* _REQUIRED TASK_
Please quote the material exactly, every line of it.

Source data:

-----

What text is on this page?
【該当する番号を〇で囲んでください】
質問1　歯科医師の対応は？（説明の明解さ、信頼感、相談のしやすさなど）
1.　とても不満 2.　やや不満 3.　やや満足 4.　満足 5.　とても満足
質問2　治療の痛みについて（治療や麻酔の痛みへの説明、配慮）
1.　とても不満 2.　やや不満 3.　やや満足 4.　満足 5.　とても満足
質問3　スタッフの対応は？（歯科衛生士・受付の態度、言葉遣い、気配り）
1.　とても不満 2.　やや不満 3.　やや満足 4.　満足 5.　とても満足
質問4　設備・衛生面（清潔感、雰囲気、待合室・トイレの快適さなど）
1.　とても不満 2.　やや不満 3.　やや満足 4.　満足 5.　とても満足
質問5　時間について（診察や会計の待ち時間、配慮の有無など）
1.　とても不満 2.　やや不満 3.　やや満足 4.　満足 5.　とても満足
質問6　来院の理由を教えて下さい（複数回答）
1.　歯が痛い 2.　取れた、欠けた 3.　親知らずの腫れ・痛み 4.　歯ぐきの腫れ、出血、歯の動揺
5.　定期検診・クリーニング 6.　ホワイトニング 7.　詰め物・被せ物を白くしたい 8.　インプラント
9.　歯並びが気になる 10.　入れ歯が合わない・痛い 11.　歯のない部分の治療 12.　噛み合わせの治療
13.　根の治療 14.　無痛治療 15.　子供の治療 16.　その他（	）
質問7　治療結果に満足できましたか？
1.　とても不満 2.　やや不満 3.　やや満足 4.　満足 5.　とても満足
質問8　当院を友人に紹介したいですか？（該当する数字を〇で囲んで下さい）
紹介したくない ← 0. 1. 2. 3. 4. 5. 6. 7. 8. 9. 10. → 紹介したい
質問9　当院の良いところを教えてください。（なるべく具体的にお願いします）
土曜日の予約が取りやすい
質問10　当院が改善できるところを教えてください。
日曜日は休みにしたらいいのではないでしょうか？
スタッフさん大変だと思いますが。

-----

* _RESULT_
What text is on this page?
【該当する番号を〇で囲んでください】
質問1　歯科医師の対応は？（説明の明解さ、信頼感、相談のしやすさなど）
1.　とても不満 2.　やや不満 3.　やや満足 4.　満足 5.　とても満足
質問2　治療の痛みについて（治療や麻酔の痛みへの説明、配慮）
1.　とても不満 2.　やや不満 3.　やや満足 4.　満足 5.　とても満足
質問3　スタッフの対応は？（歯科衛生士・受付の態度、言葉遣い、気配り）
1.　とても不満 2.　やや不満 3.　やや満足 4.　満足 5.　とても満足
質問4　設備・衛生面（清潔感、雰囲気、待合室・トイレの快適さなど）
1.　とても不満 2.　やや不満 3.　やや満足 4.　満足 5.　とても満足
質問5　時間について（診察や会計の待ち時間、配慮の有無など）
1.　とても不満 2.　やや不満 3.　やや満足 4.　満足 5.　とても満足
質問6　来院の理由を教えて下さい（複数回答）
1.　歯が痛い 2.　取れた、欠けた 3.　親知らずの腫れ・痛み 4.　歯ぐきの腫れ、出血、歯の動揺
5.　定期検診・クリーニング 6.　ホワイトニング 7.　詰め物・被せ物を白くしたい 8.　インプラント
9.　歯並びが気になる 10.　入れ歯が合わない・痛い 11.　歯のない部分の治療 12.　噛み合わせの治療
13.　根の治療 14.　無痛治療 15.　子供の治療 16.　その他（	）
質問7　治療結果に満足できましたか？
1.　とても不満 2.　やや不満 3.　やや満足 4.　満足 5.　とても満足
質問8　当院を友人に紹介したいですか？（該当する数字を〇で囲んで下さい）
紹介したくない ← 0. 1. 2. 3. 4. 5. 6. 7. 8. 9. 10. → 紹介したい
質問9　当院の良いところを教えてください。（なるべく具体的にお願いします）
土曜日の予約が取りやすい
質問10　当院が改善できるところを教えてください。
日曜日は休みにしたらいいのではないでしょうか？
スタッフさん大変だと思いますが。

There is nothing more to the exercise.